>>>>
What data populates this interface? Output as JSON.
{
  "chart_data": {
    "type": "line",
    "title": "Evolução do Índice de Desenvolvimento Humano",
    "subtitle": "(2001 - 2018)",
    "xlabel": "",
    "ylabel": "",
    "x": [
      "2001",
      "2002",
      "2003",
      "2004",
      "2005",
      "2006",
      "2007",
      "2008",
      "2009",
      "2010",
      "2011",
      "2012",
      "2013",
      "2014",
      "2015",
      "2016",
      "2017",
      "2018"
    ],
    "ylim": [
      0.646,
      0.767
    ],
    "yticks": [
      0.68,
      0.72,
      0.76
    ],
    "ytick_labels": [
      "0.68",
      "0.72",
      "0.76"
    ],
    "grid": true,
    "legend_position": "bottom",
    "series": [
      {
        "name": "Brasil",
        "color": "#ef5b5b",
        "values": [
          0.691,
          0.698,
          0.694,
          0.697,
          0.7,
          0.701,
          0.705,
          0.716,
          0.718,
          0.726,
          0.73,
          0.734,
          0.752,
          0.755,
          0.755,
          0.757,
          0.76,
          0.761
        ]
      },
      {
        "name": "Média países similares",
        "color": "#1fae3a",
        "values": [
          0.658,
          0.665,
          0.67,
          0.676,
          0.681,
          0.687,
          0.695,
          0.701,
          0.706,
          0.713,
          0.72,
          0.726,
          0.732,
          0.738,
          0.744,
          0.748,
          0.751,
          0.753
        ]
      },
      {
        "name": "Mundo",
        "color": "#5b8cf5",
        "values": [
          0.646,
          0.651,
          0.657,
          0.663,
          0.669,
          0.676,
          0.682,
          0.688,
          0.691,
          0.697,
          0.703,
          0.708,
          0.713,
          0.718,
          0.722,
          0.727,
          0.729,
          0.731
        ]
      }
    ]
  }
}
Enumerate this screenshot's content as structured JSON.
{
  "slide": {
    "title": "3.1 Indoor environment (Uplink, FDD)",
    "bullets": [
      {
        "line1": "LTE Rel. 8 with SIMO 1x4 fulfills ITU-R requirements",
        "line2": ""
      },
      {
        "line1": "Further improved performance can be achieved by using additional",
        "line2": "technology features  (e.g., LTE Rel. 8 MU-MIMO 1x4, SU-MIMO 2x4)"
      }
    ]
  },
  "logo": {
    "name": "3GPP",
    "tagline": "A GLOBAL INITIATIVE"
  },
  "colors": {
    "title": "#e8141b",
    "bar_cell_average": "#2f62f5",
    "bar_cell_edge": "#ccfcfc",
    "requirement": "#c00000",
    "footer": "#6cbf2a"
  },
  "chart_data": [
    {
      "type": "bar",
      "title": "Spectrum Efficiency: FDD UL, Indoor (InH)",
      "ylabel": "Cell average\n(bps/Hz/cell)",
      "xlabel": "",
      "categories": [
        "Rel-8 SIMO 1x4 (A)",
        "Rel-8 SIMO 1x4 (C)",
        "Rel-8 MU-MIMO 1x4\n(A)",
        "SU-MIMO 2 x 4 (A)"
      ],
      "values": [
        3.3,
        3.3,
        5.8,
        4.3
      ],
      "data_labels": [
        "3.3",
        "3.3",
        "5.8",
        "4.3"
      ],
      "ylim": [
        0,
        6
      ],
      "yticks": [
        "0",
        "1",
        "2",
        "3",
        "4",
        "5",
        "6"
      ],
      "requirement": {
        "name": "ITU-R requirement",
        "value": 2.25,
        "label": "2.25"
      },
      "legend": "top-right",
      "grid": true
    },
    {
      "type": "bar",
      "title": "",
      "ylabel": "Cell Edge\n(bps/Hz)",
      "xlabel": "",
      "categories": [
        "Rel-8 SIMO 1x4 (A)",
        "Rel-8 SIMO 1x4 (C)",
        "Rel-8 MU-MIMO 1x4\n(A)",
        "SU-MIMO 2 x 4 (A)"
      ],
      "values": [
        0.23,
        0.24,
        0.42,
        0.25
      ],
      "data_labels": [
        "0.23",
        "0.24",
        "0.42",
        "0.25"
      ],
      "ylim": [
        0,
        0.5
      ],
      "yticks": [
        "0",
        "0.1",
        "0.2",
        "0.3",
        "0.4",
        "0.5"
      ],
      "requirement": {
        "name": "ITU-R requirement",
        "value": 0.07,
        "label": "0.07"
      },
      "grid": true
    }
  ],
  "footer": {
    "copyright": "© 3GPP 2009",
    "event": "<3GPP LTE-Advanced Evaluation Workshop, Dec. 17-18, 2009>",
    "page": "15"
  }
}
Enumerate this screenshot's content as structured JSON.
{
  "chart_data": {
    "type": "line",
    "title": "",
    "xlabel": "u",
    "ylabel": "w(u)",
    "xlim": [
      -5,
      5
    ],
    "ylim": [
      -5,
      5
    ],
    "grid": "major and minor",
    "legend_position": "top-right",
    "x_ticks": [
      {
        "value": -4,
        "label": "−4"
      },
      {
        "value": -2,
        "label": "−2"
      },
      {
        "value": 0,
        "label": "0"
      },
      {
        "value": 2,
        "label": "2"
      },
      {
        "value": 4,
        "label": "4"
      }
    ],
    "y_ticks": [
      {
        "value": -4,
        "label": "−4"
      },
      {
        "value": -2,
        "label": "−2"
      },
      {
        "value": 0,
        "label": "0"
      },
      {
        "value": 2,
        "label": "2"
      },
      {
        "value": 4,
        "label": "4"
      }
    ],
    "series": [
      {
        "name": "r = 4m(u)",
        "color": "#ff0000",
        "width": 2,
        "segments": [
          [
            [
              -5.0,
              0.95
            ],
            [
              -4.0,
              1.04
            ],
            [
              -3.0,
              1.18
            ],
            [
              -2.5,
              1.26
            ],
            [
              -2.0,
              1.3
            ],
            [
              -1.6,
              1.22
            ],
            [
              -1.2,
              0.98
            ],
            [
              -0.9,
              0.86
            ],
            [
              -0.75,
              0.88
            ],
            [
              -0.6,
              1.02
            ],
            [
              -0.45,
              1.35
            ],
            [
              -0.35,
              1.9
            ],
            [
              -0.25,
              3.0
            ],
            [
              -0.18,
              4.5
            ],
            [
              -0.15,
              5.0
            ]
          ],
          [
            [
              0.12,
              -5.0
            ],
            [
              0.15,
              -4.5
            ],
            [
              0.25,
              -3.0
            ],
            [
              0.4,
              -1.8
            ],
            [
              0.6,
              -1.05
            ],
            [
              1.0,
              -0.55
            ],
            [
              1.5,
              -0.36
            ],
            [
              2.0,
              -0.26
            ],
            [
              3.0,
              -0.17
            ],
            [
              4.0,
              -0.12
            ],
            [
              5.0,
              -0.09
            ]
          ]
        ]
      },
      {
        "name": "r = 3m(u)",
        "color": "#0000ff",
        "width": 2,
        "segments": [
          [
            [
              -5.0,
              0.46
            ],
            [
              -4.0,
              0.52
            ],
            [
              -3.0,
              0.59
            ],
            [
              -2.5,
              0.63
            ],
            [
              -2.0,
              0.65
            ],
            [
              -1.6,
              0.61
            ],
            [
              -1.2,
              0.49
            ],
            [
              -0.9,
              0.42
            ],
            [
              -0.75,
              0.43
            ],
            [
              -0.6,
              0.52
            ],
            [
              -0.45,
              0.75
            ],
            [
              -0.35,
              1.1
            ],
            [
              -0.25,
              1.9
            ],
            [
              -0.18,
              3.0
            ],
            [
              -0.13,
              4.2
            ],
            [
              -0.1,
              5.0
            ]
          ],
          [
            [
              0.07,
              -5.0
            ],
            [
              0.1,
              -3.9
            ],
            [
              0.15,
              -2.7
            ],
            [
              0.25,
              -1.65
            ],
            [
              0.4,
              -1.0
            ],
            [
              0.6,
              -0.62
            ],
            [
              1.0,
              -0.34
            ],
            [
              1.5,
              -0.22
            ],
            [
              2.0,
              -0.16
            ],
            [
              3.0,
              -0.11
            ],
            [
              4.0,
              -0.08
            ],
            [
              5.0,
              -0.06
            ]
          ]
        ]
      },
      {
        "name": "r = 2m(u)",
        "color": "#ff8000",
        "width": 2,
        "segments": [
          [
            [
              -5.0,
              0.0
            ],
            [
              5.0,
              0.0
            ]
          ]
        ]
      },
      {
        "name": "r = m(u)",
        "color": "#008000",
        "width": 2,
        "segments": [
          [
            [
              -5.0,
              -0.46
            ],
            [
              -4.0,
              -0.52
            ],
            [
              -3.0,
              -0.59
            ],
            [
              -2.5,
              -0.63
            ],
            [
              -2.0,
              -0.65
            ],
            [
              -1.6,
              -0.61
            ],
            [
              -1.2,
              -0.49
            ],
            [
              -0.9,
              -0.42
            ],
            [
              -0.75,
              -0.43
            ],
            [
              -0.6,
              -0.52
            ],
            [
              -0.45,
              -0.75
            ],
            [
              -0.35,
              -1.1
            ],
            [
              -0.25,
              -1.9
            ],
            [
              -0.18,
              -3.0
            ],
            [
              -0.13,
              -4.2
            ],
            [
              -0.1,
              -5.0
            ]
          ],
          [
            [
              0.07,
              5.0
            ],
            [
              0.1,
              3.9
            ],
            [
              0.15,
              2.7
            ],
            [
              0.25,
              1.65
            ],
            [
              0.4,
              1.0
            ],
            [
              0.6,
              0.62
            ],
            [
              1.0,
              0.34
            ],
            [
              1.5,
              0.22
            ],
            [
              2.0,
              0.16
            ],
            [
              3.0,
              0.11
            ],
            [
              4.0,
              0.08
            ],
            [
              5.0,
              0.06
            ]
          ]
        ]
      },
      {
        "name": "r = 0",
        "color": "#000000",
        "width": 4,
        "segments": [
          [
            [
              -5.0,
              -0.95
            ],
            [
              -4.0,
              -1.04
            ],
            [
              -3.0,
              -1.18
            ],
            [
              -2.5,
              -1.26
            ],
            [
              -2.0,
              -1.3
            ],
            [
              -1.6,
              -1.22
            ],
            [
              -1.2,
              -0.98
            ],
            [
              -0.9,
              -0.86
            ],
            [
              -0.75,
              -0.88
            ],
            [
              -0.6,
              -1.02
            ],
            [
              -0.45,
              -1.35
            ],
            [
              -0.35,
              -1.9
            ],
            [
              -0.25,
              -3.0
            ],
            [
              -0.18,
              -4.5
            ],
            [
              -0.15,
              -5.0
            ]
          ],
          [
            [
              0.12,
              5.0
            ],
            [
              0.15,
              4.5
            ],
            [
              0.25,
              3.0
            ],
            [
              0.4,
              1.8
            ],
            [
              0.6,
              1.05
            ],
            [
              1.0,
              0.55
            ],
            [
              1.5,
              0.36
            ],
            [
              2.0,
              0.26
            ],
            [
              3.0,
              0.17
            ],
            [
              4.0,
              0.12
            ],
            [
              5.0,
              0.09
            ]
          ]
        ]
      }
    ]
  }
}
<<<<
Report how many lines of the listing above include the word "Indoor". Say nothing but the number.

2